EXERCISE OBJECTIVE —
Repeat the records verbatim and leave the pictures out of your copy.

Entries taken from a collection —
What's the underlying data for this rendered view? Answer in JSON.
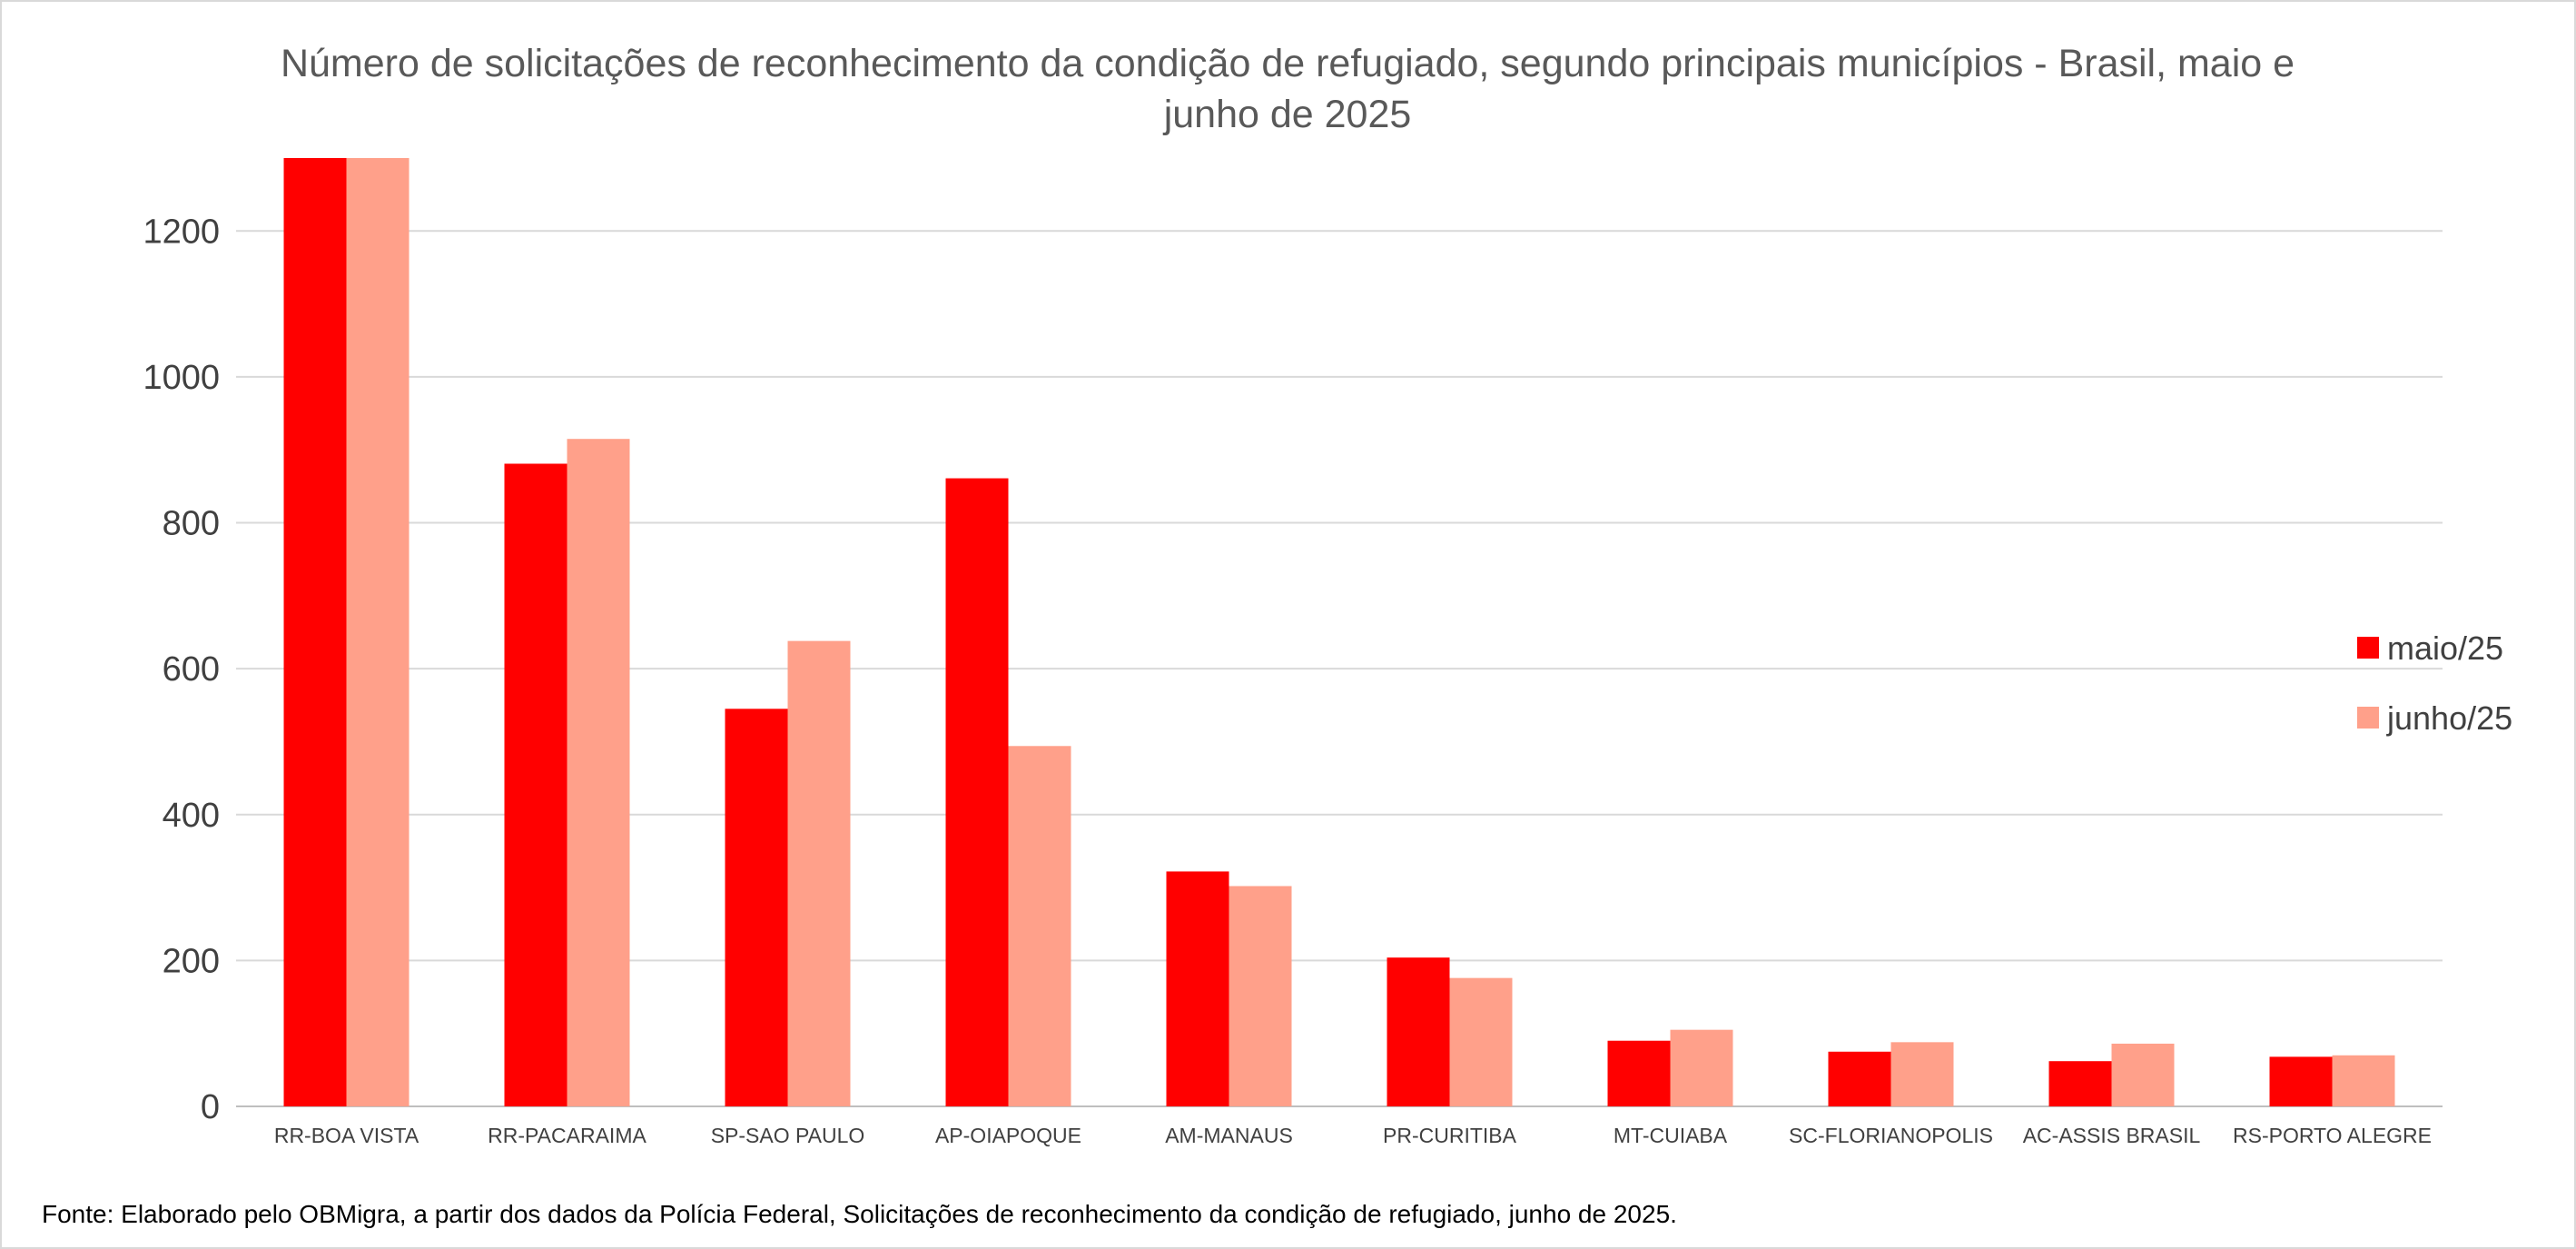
{
  "chart_data": {
    "type": "bar",
    "title_lines": [
      "Número de solicitações de reconhecimento da condição de refugiado, segundo principais municípios - Brasil, maio e",
      "junho de 2025"
    ],
    "xlabel": "",
    "ylabel": "",
    "ylim": [
      0,
      1300
    ],
    "yticks": [
      0,
      200,
      400,
      600,
      800,
      1000,
      1200
    ],
    "grid": true,
    "legend_position": "right",
    "categories": [
      "RR-BOA VISTA",
      "RR-PACARAIMA",
      "SP-SAO PAULO",
      "AP-OIAPOQUE",
      "AM-MANAUS",
      "PR-CURITIBA",
      "MT-CUIABA",
      "SC-FLORIANOPOLIS",
      "AC-ASSIS BRASIL",
      "RS-PORTO ALEGRE"
    ],
    "series": [
      {
        "name": "maio/25",
        "color": "#ff0000",
        "values": [
          1300,
          881,
          545,
          861,
          322,
          204,
          90,
          75,
          62,
          68
        ]
      },
      {
        "name": "junho/25",
        "color": "#ffa08a",
        "values": [
          1300,
          915,
          638,
          494,
          302,
          176,
          105,
          88,
          86,
          70
        ]
      }
    ],
    "source_note": "Fonte: Elaborado pelo OBMigra, a partir dos dados da Polícia Federal, Solicitações de reconhecimento da condição de refugiado, junho  de 2025."
  }
}
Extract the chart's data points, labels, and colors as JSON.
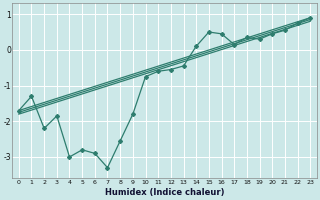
{
  "xlabel": "Humidex (Indice chaleur)",
  "ylabel": "",
  "bg_color": "#cce8e8",
  "grid_color": "#ffffff",
  "line_color": "#2e7d6e",
  "x_min": -0.5,
  "x_max": 23.5,
  "y_min": -3.6,
  "y_max": 1.3,
  "yticks": [
    -3,
    -2,
    -1,
    0,
    1
  ],
  "xticks": [
    0,
    1,
    2,
    3,
    4,
    5,
    6,
    7,
    8,
    9,
    10,
    11,
    12,
    13,
    14,
    15,
    16,
    17,
    18,
    19,
    20,
    21,
    22,
    23
  ],
  "series1_x": [
    0,
    1,
    2,
    3,
    4,
    5,
    6,
    7,
    8,
    9,
    10,
    11,
    12,
    13,
    14,
    15,
    16,
    17,
    18,
    19,
    20,
    21,
    22,
    23
  ],
  "series1_y": [
    -1.7,
    -1.3,
    -2.2,
    -1.85,
    -3.0,
    -2.8,
    -2.9,
    -3.3,
    -2.55,
    -1.8,
    -0.75,
    -0.6,
    -0.55,
    -0.45,
    0.1,
    0.5,
    0.45,
    0.15,
    0.35,
    0.3,
    0.45,
    0.55,
    0.75,
    0.9
  ],
  "series2_x": [
    0,
    23
  ],
  "series2_y": [
    -1.7,
    0.9
  ],
  "series3_x": [
    0,
    23
  ],
  "series3_y": [
    -1.75,
    0.85
  ],
  "series4_x": [
    0,
    23
  ],
  "series4_y": [
    -1.8,
    0.8
  ]
}
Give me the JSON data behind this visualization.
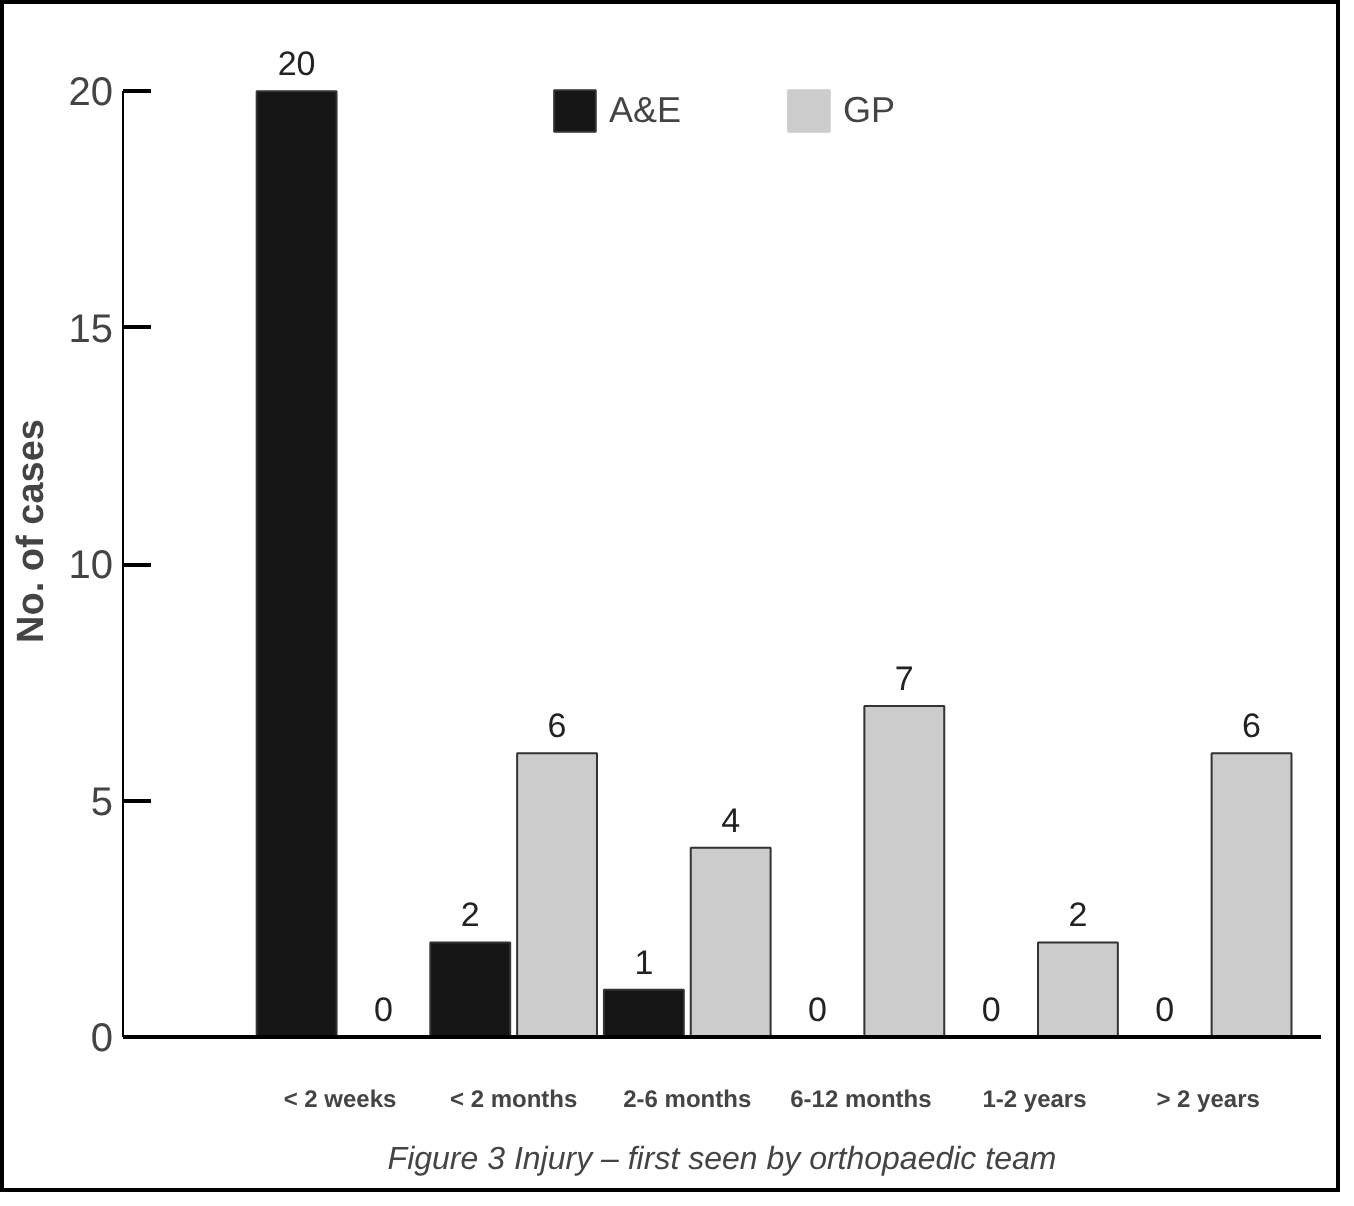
{
  "chart_data": {
    "type": "bar",
    "ylabel": "No. of cases",
    "categories": [
      "< 2 weeks",
      "< 2 months",
      "2-6 months",
      "6-12 months",
      "1-2 years",
      "> 2 years"
    ],
    "series": [
      {
        "name": "A&E",
        "color": "#151515",
        "values": [
          20,
          2,
          1,
          0,
          0,
          0
        ]
      },
      {
        "name": "GP",
        "color": "#cccccc",
        "values": [
          0,
          6,
          4,
          7,
          2,
          6
        ]
      }
    ],
    "ylim": [
      0,
      20
    ],
    "yticks": [
      0,
      5,
      10,
      15,
      20
    ],
    "data_labels": true,
    "legend": "top",
    "grid": false,
    "annotations": [
      "Figure 3 Injury – first seen by orthopaedic team"
    ]
  }
}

CORRECT ANSWER —
What's the underlying data for this rendered view? Answer in JSON.
{
  "chart_data": {
    "type": "bar",
    "title_lines": [
      "Número de solicitações de reconhecimento da condição de refugiado, segundo principais municípios - Brasil, maio e",
      "junho de 2025"
    ],
    "xlabel": "",
    "ylabel": "",
    "ylim": [
      0,
      1300
    ],
    "yticks": [
      0,
      200,
      400,
      600,
      800,
      1000,
      1200
    ],
    "grid": true,
    "legend_position": "right",
    "categories": [
      "RR-BOA VISTA",
      "RR-PACARAIMA",
      "SP-SAO PAULO",
      "AP-OIAPOQUE",
      "AM-MANAUS",
      "PR-CURITIBA",
      "MT-CUIABA",
      "SC-FLORIANOPOLIS",
      "AC-ASSIS BRASIL",
      "RS-PORTO ALEGRE"
    ],
    "series": [
      {
        "name": "maio/25",
        "color": "#ff0000",
        "values": [
          1300,
          881,
          545,
          861,
          322,
          204,
          90,
          75,
          62,
          68
        ]
      },
      {
        "name": "junho/25",
        "color": "#ffa08a",
        "values": [
          1300,
          915,
          638,
          494,
          302,
          176,
          105,
          88,
          86,
          70
        ]
      }
    ],
    "source_note": "Fonte: Elaborado pelo OBMigra, a partir dos dados da Polícia Federal, Solicitações de reconhecimento da condição de refugiado, junho  de 2025."
  }
}
Extract the chart's data points, labels, and colors as JSON.
{
  "xlabel": "Humidex (Indice chaleur)",
  "ylabel": "",
  "bg_color": "#cce8e8",
  "grid_color": "#ffffff",
  "line_color": "#2e7d6e",
  "x_min": -0.5,
  "x_max": 23.5,
  "y_min": -3.6,
  "y_max": 1.3,
  "yticks": [
    -3,
    -2,
    -1,
    0,
    1
  ],
  "xticks": [
    0,
    1,
    2,
    3,
    4,
    5,
    6,
    7,
    8,
    9,
    10,
    11,
    12,
    13,
    14,
    15,
    16,
    17,
    18,
    19,
    20,
    21,
    22,
    23
  ],
  "series1_x": [
    0,
    1,
    2,
    3,
    4,
    5,
    6,
    7,
    8,
    9,
    10,
    11,
    12,
    13,
    14,
    15,
    16,
    17,
    18,
    19,
    20,
    21,
    22,
    23
  ],
  "series1_y": [
    -1.7,
    -1.3,
    -2.2,
    -1.85,
    -3.0,
    -2.8,
    -2.9,
    -3.3,
    -2.55,
    -1.8,
    -0.75,
    -0.6,
    -0.55,
    -0.45,
    0.1,
    0.5,
    0.45,
    0.15,
    0.35,
    0.3,
    0.45,
    0.55,
    0.75,
    0.9
  ],
  "series2_x": [
    0,
    23
  ],
  "series2_y": [
    -1.7,
    0.9
  ],
  "series3_x": [
    0,
    23
  ],
  "series3_y": [
    -1.75,
    0.85
  ],
  "series4_x": [
    0,
    23
  ],
  "series4_y": [
    -1.8,
    0.8
  ]
}
Give me the JSON data behind this visualization.
{
  "chart_data": {
    "type": "bar",
    "ylabel": "No. of cases",
    "categories": [
      "< 2 weeks",
      "< 2 months",
      "2-6 months",
      "6-12 months",
      "1-2 years",
      "> 2 years"
    ],
    "series": [
      {
        "name": "A&E",
        "color": "#151515",
        "values": [
          20,
          2,
          1,
          0,
          0,
          0
        ]
      },
      {
        "name": "GP",
        "color": "#cccccc",
        "values": [
          0,
          6,
          4,
          7,
          2,
          6
        ]
      }
    ],
    "ylim": [
      0,
      20
    ],
    "yticks": [
      0,
      5,
      10,
      15,
      20
    ],
    "data_labels": true,
    "legend": "top",
    "grid": false,
    "annotations": [
      "Figure 3 Injury – first seen by orthopaedic team"
    ]
  }
}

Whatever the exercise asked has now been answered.